═══ Excerpted records

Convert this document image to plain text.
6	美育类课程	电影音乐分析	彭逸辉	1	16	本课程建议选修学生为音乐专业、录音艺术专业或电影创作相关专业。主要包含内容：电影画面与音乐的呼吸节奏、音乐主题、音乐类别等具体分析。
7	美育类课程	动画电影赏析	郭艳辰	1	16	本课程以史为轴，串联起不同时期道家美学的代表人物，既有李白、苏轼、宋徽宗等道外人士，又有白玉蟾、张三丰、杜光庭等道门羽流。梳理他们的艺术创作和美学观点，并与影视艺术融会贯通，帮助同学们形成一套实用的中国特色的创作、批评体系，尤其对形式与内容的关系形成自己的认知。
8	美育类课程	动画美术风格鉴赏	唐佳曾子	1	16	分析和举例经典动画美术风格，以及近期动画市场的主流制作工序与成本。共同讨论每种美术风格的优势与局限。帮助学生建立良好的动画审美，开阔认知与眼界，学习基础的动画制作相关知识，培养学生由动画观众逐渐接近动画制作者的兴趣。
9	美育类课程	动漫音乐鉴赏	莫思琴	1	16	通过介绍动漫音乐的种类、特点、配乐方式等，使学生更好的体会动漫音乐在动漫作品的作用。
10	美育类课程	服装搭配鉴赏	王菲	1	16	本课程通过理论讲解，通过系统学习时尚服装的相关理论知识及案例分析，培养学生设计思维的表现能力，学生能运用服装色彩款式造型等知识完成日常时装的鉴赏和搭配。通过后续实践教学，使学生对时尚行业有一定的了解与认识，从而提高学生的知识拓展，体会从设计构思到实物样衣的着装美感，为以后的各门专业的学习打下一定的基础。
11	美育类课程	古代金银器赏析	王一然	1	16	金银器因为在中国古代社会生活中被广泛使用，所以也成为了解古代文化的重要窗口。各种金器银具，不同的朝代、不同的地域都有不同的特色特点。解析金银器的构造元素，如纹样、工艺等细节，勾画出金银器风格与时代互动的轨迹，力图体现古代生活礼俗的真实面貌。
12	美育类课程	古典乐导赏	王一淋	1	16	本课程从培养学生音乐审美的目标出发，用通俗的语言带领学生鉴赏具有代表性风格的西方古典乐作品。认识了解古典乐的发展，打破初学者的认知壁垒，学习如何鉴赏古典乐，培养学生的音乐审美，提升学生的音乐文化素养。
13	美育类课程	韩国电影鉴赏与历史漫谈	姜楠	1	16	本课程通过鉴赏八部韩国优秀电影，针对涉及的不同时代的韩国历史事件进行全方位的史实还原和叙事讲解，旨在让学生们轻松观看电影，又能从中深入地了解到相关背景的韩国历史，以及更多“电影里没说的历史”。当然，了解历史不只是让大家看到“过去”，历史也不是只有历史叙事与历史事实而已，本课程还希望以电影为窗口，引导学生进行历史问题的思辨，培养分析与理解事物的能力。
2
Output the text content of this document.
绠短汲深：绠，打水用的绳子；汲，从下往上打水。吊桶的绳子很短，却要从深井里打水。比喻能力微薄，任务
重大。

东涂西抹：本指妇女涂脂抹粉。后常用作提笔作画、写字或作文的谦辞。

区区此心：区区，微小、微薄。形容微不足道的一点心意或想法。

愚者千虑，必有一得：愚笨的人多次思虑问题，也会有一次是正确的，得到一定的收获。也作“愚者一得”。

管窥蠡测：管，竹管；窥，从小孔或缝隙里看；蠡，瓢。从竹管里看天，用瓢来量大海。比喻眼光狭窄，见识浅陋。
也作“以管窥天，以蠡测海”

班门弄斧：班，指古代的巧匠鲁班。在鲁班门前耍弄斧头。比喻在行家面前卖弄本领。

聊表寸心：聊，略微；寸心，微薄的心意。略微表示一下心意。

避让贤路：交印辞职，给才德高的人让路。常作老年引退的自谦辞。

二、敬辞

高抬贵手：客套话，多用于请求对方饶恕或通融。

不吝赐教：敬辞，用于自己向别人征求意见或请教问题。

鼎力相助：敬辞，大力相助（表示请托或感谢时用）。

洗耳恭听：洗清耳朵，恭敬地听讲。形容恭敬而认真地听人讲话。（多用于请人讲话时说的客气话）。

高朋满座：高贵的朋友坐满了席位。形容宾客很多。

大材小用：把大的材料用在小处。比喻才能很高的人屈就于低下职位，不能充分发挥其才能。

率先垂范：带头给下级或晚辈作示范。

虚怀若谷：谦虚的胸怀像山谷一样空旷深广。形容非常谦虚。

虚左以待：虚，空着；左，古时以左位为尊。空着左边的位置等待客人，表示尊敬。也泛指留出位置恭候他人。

══════

Search the lines for "this". Copy each line that has it.

Convert this document image to plain text.
Output the text content of this document.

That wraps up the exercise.